**Task brief**
Make an exact copy of the listing below.

----

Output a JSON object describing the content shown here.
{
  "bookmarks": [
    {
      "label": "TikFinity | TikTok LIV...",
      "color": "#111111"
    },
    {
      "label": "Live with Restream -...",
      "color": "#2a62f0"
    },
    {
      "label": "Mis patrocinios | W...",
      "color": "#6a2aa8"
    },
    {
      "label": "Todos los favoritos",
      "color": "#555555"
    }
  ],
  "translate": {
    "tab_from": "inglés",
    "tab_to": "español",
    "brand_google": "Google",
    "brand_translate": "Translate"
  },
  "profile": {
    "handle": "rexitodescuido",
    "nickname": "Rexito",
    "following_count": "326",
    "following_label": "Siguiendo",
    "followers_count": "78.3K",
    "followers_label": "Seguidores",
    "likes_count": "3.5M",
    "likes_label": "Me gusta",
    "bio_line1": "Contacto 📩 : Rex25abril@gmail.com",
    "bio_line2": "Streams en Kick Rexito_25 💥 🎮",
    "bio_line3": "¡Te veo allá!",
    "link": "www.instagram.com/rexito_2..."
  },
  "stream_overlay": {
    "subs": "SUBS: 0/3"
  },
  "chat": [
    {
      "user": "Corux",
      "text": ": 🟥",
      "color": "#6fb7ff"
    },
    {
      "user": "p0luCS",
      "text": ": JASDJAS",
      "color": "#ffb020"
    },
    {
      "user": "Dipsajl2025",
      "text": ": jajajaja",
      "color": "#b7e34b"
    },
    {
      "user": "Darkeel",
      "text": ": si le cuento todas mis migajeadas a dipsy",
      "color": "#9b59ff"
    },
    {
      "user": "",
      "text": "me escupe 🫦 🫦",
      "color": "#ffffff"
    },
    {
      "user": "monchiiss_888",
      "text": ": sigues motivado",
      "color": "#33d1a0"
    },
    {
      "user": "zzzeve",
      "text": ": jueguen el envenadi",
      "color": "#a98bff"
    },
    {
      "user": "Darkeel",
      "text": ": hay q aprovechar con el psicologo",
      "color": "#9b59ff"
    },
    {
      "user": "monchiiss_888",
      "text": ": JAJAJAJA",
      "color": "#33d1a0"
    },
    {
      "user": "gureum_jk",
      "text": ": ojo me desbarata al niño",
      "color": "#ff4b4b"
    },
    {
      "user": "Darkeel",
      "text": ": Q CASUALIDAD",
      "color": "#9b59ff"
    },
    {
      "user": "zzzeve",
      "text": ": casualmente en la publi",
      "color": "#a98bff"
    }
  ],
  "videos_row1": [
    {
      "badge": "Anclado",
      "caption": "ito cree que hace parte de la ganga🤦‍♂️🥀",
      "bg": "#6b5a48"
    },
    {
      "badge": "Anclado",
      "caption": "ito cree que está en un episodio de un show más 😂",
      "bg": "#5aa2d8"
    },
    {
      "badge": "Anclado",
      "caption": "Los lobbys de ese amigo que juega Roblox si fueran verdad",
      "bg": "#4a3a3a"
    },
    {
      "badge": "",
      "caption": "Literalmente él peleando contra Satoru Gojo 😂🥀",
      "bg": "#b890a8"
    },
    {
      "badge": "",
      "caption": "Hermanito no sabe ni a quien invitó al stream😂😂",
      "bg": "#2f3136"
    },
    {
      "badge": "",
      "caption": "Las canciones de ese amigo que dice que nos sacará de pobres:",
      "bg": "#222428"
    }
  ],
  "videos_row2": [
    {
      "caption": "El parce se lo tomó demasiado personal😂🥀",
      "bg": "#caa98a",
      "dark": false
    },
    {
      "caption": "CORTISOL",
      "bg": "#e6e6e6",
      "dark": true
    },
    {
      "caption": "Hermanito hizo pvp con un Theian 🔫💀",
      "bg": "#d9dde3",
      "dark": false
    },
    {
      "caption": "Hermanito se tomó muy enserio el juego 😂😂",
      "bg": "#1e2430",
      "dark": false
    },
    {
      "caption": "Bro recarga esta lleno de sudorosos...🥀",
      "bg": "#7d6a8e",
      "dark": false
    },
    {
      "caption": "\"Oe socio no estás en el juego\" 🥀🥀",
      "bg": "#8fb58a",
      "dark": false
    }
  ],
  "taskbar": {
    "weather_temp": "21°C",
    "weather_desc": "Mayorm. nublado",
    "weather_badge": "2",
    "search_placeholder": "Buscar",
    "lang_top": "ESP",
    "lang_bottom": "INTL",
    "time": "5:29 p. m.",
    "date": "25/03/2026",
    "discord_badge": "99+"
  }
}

----

**Written answer**
Output a JSON object describing the content shown here.
{
  "bookmarks": [
    {
      "label": "TikFinity | TikTok LIV...",
      "color": "#111111"
    },
    {
      "label": "Live with Restream -...",
      "color": "#2a62f0"
    },
    {
      "label": "Mis patrocinios | W...",
      "color": "#6a2aa8"
    },
    {
      "label": "Todos los favoritos",
      "color": "#555555"
    }
  ],
  "translate": {
    "tab_from": "inglés",
    "tab_to": "español",
    "brand_google": "Google",
    "brand_translate": "Translate"
  },
  "profile": {
    "handle": "rexitodescuido",
    "nickname": "Rexito",
    "following_count": "326",
    "following_label": "Siguiendo",
    "followers_count": "78.3K",
    "followers_label": "Seguidores",
    "likes_count": "3.5M",
    "likes_label": "Me gusta",
    "bio_line1": "Contacto 📩 : Rex25abril@gmail.com",
    "bio_line2": "Streams en Kick Rexito_25 💥 🎮",
    "bio_line3": "¡Te veo allá!",
    "link": "www.instagram.com/rexito_2..."
  },
  "stream_overlay": {
    "subs": "SUBS: 0/3"
  },
  "chat": [
    {
      "user": "Corux",
      "text": ": 🟥",
      "color": "#6fb7ff"
    },
    {
      "user": "p0luCS",
      "text": ": JASDJAS",
      "color": "#ffb020"
    },
    {
      "user": "Dipsajl2025",
      "text": ": jajajaja",
      "color": "#b7e34b"
    },
    {
      "user": "Darkeel",
      "text": ": si le cuento todas mis migajeadas a dipsy",
      "color": "#9b59ff"
    },
    {
      "user": "",
      "text": "me escupe 🫦 🫦",
      "color": "#ffffff"
    },
    {
      "user": "monchiiss_888",
      "text": ": sigues motivado",
      "color": "#33d1a0"
    },
    {
      "user": "zzzeve",
      "text": ": jueguen el envenadi",
      "color": "#a98bff"
    },
    {
      "user": "Darkeel",
      "text": ": hay q aprovechar con el psicologo",
      "color": "#9b59ff"
    },
    {
      "user": "monchiiss_888",
      "text": ": JAJAJAJA",
      "color": "#33d1a0"
    },
    {
      "user": "gureum_jk",
      "text": ": ojo me desbarata al niño",
      "color": "#ff4b4b"
    },
    {
      "user": "Darkeel",
      "text": ": Q CASUALIDAD",
      "color": "#9b59ff"
    },
    {
      "user": "zzzeve",
      "text": ": casualmente en la publi",
      "color": "#a98bff"
    }
  ],
  "videos_row1": [
    {
      "badge": "Anclado",
      "caption": "ito cree que hace parte de la ganga🤦‍♂️🥀",
      "bg": "#6b5a48"
    },
    {
      "badge": "Anclado",
      "caption": "ito cree que está en un episodio de un show más 😂",
      "bg": "#5aa2d8"
    },
    {
      "badge": "Anclado",
      "caption": "Los lobbys de ese amigo que juega Roblox si fueran verdad",
      "bg": "#4a3a3a"
    },
    {
      "badge": "",
      "caption": "Literalmente él peleando contra Satoru Gojo 😂🥀",
      "bg": "#b890a8"
    },
    {
      "badge": "",
      "caption": "Hermanito no sabe ni a quien invitó al stream😂😂",
      "bg": "#2f3136"
    },
    {
      "badge": "",
      "caption": "Las canciones de ese amigo que dice que nos sacará de pobres:",
      "bg": "#222428"
    }
  ],
  "videos_row2": [
    {
      "caption": "El parce se lo tomó demasiado personal😂🥀",
      "bg": "#caa98a",
      "dark": false
    },
    {
      "caption": "CORTISOL",
      "bg": "#e6e6e6",
      "dark": true
    },
    {
      "caption": "Hermanito hizo pvp con un Theian 🔫💀",
      "bg": "#d9dde3",
      "dark": false
    },
    {
      "caption": "Hermanito se tomó muy enserio el juego 😂😂",
      "bg": "#1e2430",
      "dark": false
    },
    {
      "caption": "Bro recarga esta lleno de sudorosos...🥀",
      "bg": "#7d6a8e",
      "dark": false
    },
    {
      "caption": "\"Oe socio no estás en el juego\" 🥀🥀",
      "bg": "#8fb58a",
      "dark": false
    }
  ],
  "taskbar": {
    "weather_temp": "21°C",
    "weather_desc": "Mayorm. nublado",
    "weather_badge": "2",
    "search_placeholder": "Buscar",
    "lang_top": "ESP",
    "lang_bottom": "INTL",
    "time": "5:29 p. m.",
    "date": "25/03/2026",
    "discord_badge": "99+"
  }
}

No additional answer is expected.